The problem:
Repeat every line of the data exactly, but not the pictures.

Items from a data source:
───

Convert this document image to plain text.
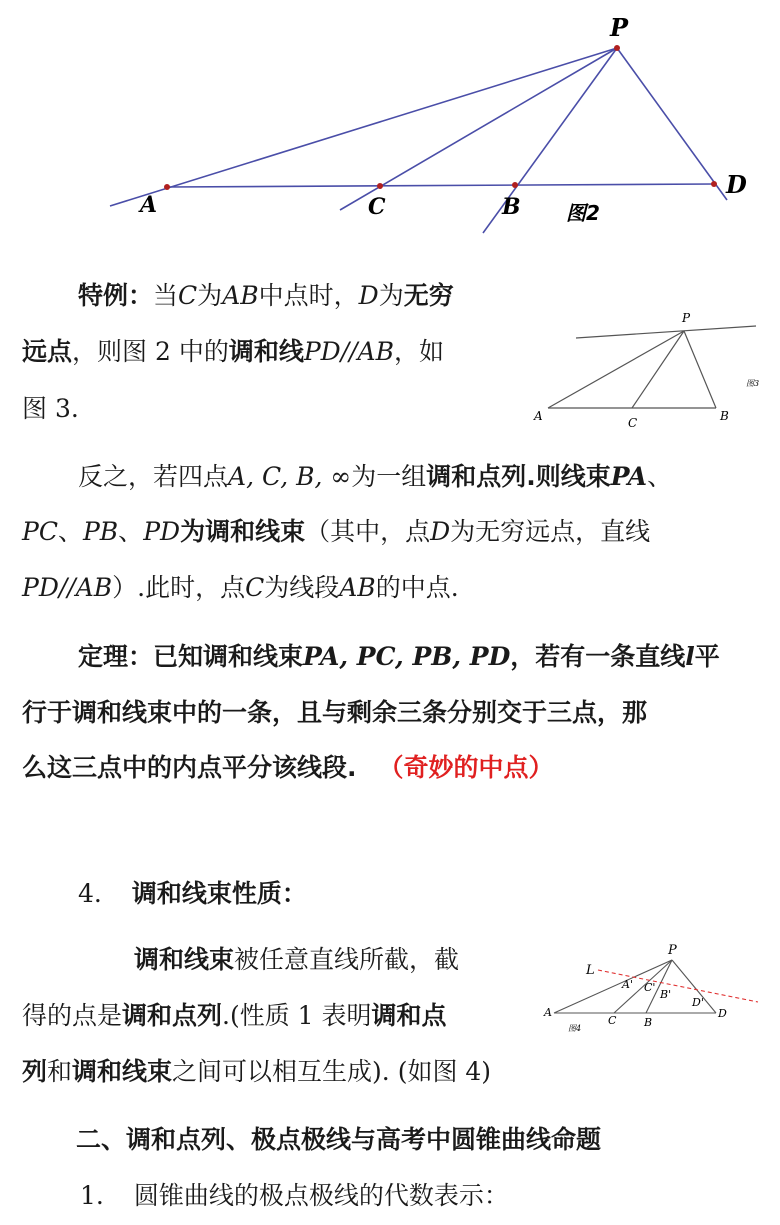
P
A	C	B
D
图2
P
A	C	B
图3
P
L
A' C'
B'
D'
A
C	B
D
图4
特例：当C为AB中点时，D为无穷
远点，则图 2 中的调和线PD//AB，如
图 3.
反之，若四点A, C, B, ∞为一组调和点列.则线束PA、
PC、PB、PD为调和线束（其中，点D为无穷远点，直线
PD//AB）.此时，点C为线段AB的中点.
定理：已知调和线束PA, PC, PB, PD，若有一条直线l平
行于调和线束中的一条，且与剩余三条分别交于三点，那
么这三点中的内点平分该线段. （奇妙的中点）
4. 调和线束性质：
调和线束被任意直线所截，截
得的点是调和点列.(性质 1 表明调和点
列和调和线束之间可以相互生成). (如图 4)
二、调和点列、极点极线与高考中圆锥曲线命题
1. 圆锥曲线的极点极线的代数表示：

───

Finished task:
Convert this document image to plain text.
P
A	C	B
D
图2
P
A	C	B
图3
P
L
A' C'
B'
D'
A
C	B
D
图4
特例：当C为AB中点时，D为无穷
远点，则图 2 中的调和线PD//AB，如
图 3.
反之，若四点A, C, B, ∞为一组调和点列.则线束PA、
PC、PB、PD为调和线束（其中，点D为无穷远点，直线
PD//AB）.此时，点C为线段AB的中点.
定理：已知调和线束PA, PC, PB, PD，若有一条直线l平
行于调和线束中的一条，且与剩余三条分别交于三点，那
么这三点中的内点平分该线段. （奇妙的中点）
4. 调和线束性质：
调和线束被任意直线所截，截
得的点是调和点列.(性质 1 表明调和点
列和调和线束之间可以相互生成). (如图 4)
二、调和点列、极点极线与高考中圆锥曲线命题
1. 圆锥曲线的极点极线的代数表示：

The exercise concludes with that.